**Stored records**
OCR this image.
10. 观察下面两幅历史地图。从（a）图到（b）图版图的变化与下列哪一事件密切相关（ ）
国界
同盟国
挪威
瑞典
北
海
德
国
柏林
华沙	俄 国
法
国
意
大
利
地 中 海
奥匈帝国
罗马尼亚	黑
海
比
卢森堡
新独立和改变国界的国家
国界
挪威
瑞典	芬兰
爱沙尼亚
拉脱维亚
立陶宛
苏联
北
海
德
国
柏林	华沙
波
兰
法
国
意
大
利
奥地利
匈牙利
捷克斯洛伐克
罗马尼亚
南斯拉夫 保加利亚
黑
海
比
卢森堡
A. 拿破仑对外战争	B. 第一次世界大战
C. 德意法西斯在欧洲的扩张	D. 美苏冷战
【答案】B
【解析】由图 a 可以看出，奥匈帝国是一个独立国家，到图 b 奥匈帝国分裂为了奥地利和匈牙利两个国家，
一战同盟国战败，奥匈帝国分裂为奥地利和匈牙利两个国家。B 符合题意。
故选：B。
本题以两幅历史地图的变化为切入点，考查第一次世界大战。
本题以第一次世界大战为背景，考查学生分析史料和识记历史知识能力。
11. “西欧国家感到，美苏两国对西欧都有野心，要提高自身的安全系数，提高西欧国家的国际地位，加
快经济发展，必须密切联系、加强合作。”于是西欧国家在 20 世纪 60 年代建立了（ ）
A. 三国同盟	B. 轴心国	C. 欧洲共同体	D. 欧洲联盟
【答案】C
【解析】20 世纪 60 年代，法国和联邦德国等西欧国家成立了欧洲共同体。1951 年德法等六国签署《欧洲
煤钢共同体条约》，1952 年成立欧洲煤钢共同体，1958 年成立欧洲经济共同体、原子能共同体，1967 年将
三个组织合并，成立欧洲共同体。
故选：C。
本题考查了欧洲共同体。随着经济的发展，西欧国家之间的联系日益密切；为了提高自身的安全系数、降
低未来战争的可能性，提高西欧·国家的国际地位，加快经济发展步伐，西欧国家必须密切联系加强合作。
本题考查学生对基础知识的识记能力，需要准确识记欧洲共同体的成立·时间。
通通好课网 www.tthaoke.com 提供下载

---

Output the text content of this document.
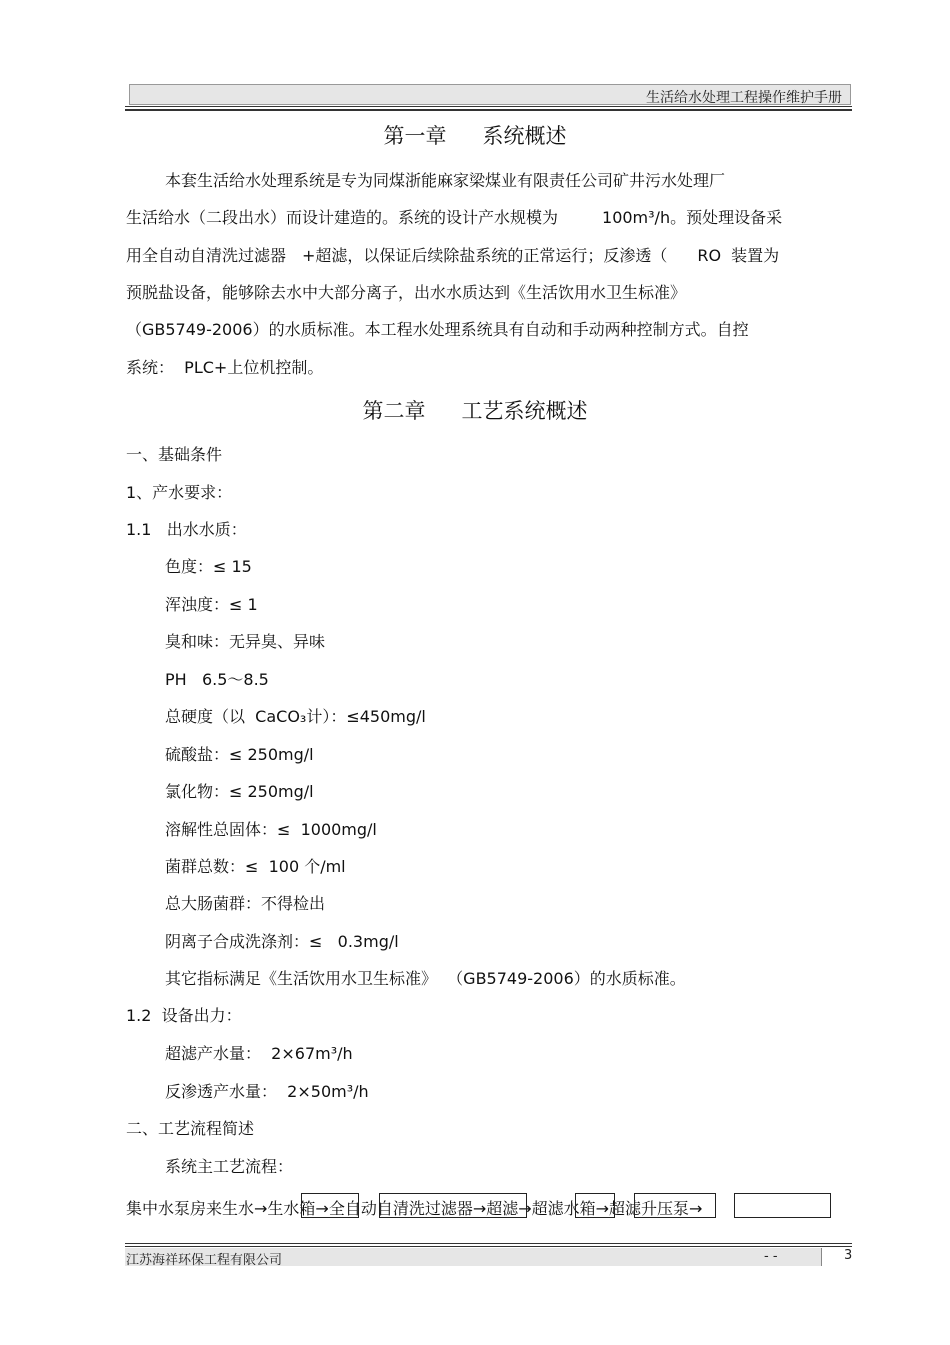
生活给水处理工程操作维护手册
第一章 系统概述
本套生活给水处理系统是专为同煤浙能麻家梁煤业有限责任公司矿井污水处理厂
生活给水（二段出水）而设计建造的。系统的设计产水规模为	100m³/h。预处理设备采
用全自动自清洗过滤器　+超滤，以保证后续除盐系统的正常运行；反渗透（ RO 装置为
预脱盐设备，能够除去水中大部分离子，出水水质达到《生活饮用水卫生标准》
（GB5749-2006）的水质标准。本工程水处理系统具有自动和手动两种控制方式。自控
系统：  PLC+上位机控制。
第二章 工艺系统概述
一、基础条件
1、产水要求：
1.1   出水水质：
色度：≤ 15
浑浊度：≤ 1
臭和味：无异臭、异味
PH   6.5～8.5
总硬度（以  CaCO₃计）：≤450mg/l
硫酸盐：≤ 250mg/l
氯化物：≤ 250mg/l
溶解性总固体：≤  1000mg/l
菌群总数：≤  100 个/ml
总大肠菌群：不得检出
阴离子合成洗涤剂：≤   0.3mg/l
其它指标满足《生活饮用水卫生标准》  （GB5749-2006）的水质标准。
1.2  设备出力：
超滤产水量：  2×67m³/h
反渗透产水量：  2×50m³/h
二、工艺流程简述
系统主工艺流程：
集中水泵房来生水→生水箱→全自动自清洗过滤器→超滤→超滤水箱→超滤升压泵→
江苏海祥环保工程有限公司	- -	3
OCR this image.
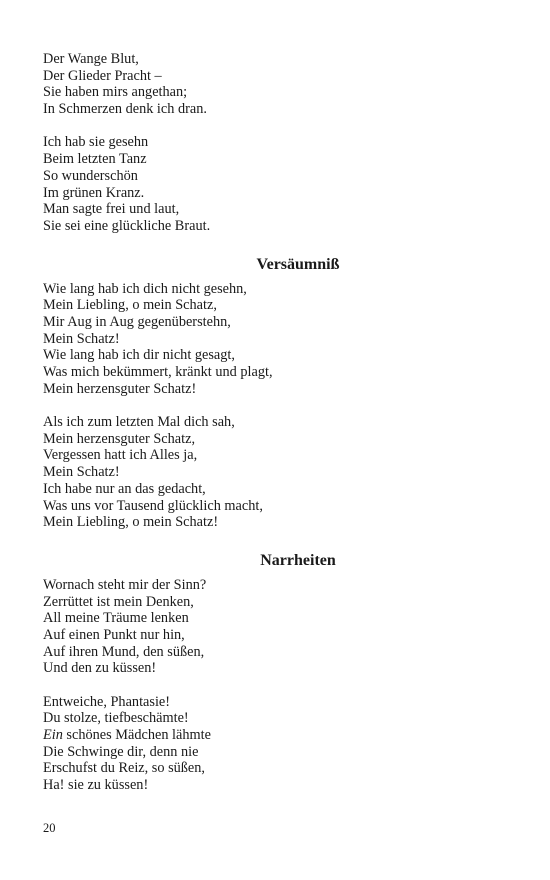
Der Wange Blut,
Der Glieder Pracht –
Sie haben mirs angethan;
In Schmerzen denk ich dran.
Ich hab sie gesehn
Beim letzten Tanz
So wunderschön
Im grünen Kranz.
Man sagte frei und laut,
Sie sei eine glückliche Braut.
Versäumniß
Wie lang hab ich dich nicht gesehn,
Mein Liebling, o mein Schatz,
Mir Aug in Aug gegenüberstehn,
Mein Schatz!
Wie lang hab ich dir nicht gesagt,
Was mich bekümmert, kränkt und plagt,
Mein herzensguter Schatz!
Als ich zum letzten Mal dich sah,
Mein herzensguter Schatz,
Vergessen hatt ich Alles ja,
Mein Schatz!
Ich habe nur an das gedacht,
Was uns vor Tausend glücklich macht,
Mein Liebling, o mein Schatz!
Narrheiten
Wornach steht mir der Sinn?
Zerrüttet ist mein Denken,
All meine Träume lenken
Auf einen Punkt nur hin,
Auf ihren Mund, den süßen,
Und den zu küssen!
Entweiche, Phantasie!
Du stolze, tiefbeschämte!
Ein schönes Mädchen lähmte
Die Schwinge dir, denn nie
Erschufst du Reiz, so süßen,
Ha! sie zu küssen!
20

**Aim of the task**
Pick out the lines that include the word "nicht" and write them out.

**Worked answer**
Wie lang hab ich dich nicht gesehn,
Wie lang hab ich dir nicht gesagt,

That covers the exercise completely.